▸ **EXERCISE TASK**:
Gather all lines with the word "ἀντιμετώπιση" in them.

▸ **EXERCISE DATA**:
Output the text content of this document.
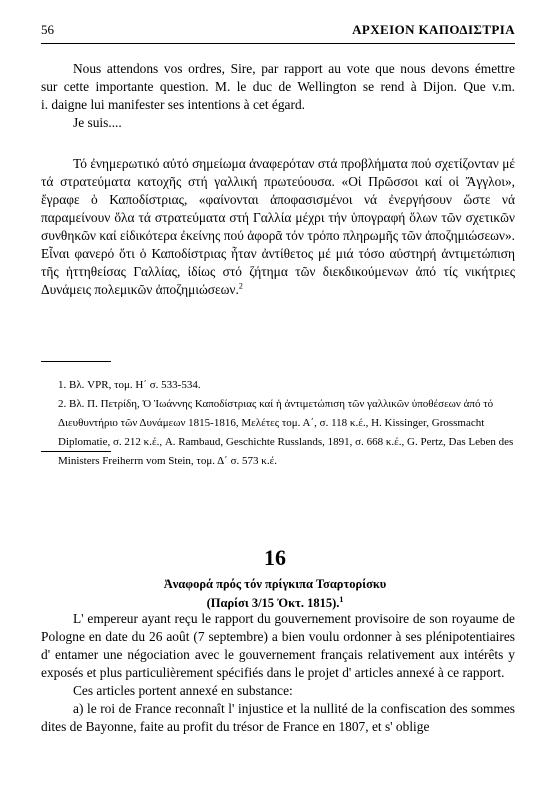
56	ΑΡΧΕΙΟΝ ΚΑΠΟΔΙΣΤΡΙΑ

Nous attendons vos ordres, Sire, par rapport au vote que nous devons émettre

sur cette importante question. M. le duc de Wellington se rend à Dijon. Que v.m.

i. daigne lui manifester ses intentions à cet égard.

Je suis....

Τό ἐνημερωτικό αὐτό σημείωμα ἀναφερόταν στά προβλήματα πού σχετίζονταν μέ τά στρατεύματα κατοχῆς στή γαλλική πρωτεύουσα. «Οἱ Πρῶσσοι καί οἱ Ἄγγλοι», ἔγραφε ὁ Καποδίστριας, «φαίνονται ἀποφασισμένοι νά ἐνεργήσουν ὥστε νά παραμείνουν ὅλα τά στρατεύματα στή Γαλλία μέχρι τήν ὑπογραφή ὅλων τῶν σχετικῶν συνθηκῶν καί εἰδικότερα ἐκείνης πού ἀφορᾶ τόν τρόπο πληρωμῆς τῶν ἀποζημιώσεων». Εἶναι φανερό ὅτι ὁ Καποδίστριας ἦταν ἀντίθετος μέ μιά τόσο αὐστηρή ἀντιμετώπιση τῆς ἡττηθείσας Γαλλίας, ἰδίως στό ζήτημα τῶν διεκδικούμενων ἀπό τίς νικήτριες Δυνάμεις πολεμικῶν ἀποζημιώσεων.$^2$

1. Βλ. VPR, τομ. Η΄ σ. 533-534.

2. Βλ. Π. Πετρίδη, Ὁ Ἰωάννης Καποδίστριας καί ἡ ἀντιμετώπιση τῶν γαλλικῶν ὑποθέσεων ἀπό τό Διευθυντήριο τῶν Δυνάμεων 1815-1816, Μελέτες τομ. Α΄, σ. 118 κ.έ., H. Kissinger, Grossmacht Diplomatie, σ. 212 κ.έ., A. Rambaud, Geschichte Russlands, 1891, σ. 668 κ.έ., G. Pertz, Das Leben des Ministers Freiherrn vom Stein, τομ. Δ΄ σ. 573 κ.έ.

16
Ἀναφορά πρός τόν πρίγκιπα Τσαρτορίσκυ
(Παρίσι 3/15 Ὀκτ. 1815).$^1$

L' empereur ayant reçu le rapport du gouvernement provisoire de son royaume de Pologne en date du 26 août (7 septembre) a bien voulu ordonner à ses plénipotentiaires d' entamer une négociation avec le gouvernement français relativement aux intérêts y exposés et plus particulièrement spécifiés dans le projet d' articles annexé à ce rapport.

Ces articles portent annexé en substance:

a) le roi de France reconnaît l' injustice et la nullité de la confiscation des sommes dites de Bayonne, faite au profit du trésor de France en 1807, et s' oblige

▸ **FINISHED ANSWER**:
Τό ἐνημερωτικό αὐτό σημείωμα ἀναφερόταν στά προβλήματα πού σχετίζονταν μέ τά στρατεύματα κατοχῆς στή γαλλική πρωτεύουσα. «Οἱ Πρῶσσοι καί οἱ Ἄγγλοι», ἔγραφε ὁ Καποδίστριας, «φαίνονται ἀποφασισμένοι νά ἐνεργήσουν ὥστε νά παραμείνουν ὅλα τά στρατεύματα στή Γαλλία μέχρι τήν ὑπογραφή ὅλων τῶν σχετικῶν συνθηκῶν καί εἰδικότερα ἐκείνης πού ἀφορᾶ τόν τρόπο πληρωμῆς τῶν ἀποζημιώσεων». Εἶναι φανερό ὅτι ὁ Καποδίστριας ἦταν ἀντίθετος μέ μιά τόσο αὐστηρή ἀντιμετώπιση τῆς ἡττηθείσας Γαλλίας, ἰδίως στό ζήτημα τῶν διεκδικούμενων ἀπό τίς νικήτριες Δυνάμεις πολεμικῶν ἀποζημιώσεων.$^2$
2. Βλ. Π. Πετρίδη, Ὁ Ἰωάννης Καποδίστριας καί ἡ ἀντιμετώπιση τῶν γαλλικῶν ὑποθέσεων ἀπό τό Διευθυντήριο τῶν Δυνάμεων 1815-1816, Μελέτες τομ. Α΄, σ. 118 κ.έ., H. Kissinger, Grossmacht Diplomatie, σ. 212 κ.έ., A. Rambaud, Geschichte Russlands, 1891, σ. 668 κ.έ., G. Pertz, Das Leben des Ministers Freiherrn vom Stein, τομ. Δ΄ σ. 573 κ.έ.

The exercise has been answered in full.